"""
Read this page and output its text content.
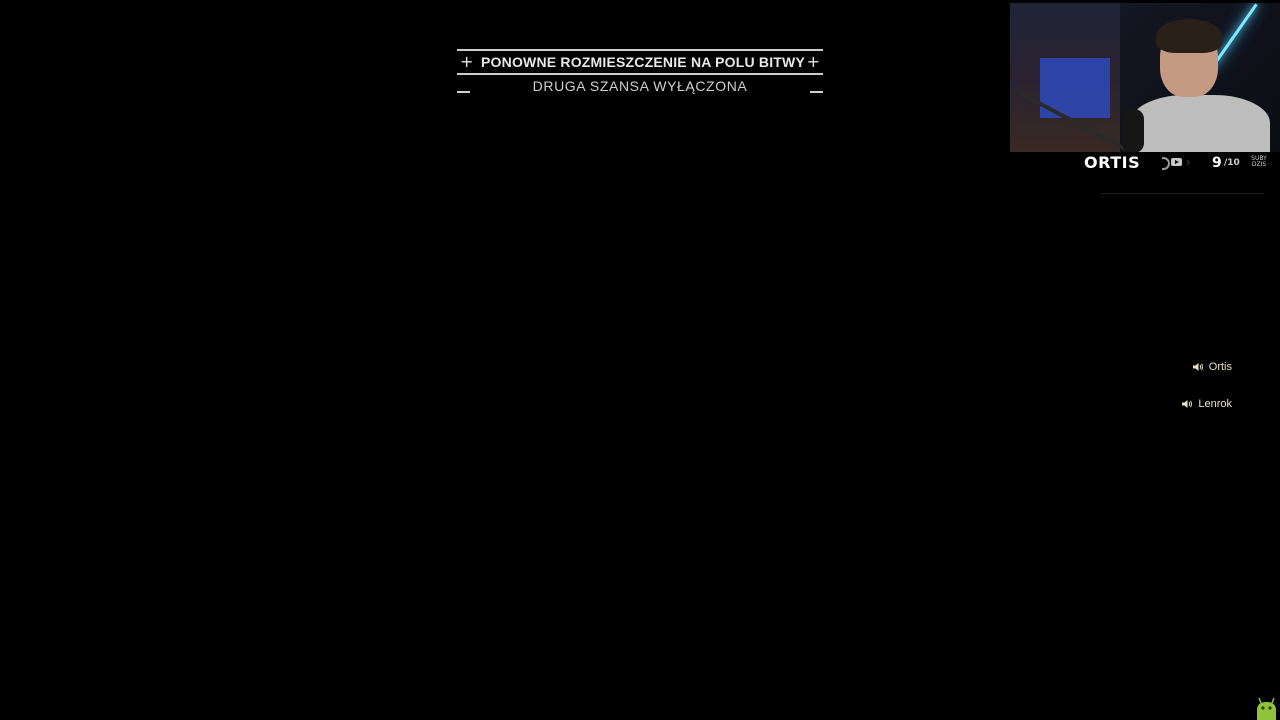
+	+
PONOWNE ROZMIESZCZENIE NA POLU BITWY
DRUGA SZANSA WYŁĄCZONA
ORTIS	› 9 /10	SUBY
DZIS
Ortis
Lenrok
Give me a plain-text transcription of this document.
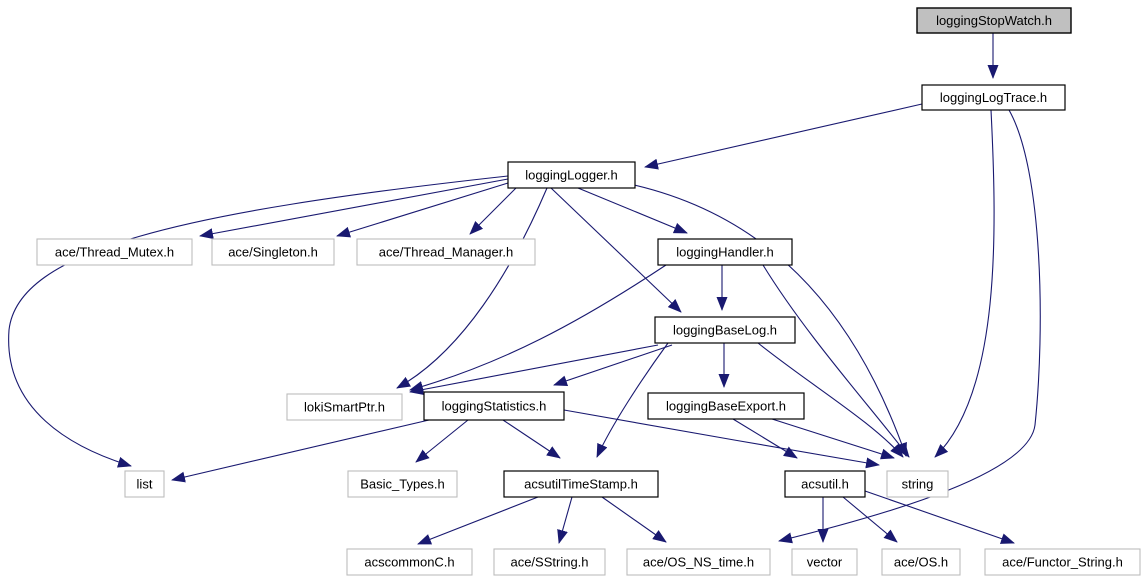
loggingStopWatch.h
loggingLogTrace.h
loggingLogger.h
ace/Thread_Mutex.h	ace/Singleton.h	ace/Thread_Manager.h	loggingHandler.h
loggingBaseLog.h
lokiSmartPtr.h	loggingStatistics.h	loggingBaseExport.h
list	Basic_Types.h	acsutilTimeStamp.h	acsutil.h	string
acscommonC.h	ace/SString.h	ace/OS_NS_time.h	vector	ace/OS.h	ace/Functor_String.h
"""
**What to work on**
Every line of text is to be repeated exactly; pictures are left out.

**Correct result**
Read this page and output its text content.
+	+
PONOWNE ROZMIESZCZENIE NA POLU BITWY
DRUGA SZANSA WYŁĄCZONA
ORTIS	› 9 /10	SUBY
DZIS
Ortis
Lenrok
Give me a plain-text transcription of this document.
loggingStopWatch.h
loggingLogTrace.h
loggingLogger.h
ace/Thread_Mutex.h	ace/Singleton.h	ace/Thread_Manager.h	loggingHandler.h
loggingBaseLog.h
lokiSmartPtr.h	loggingStatistics.h	loggingBaseExport.h
list	Basic_Types.h	acsutilTimeStamp.h	acsutil.h	string
acscommonC.h	ace/SString.h	ace/OS_NS_time.h	vector	ace/OS.h	ace/Functor_String.h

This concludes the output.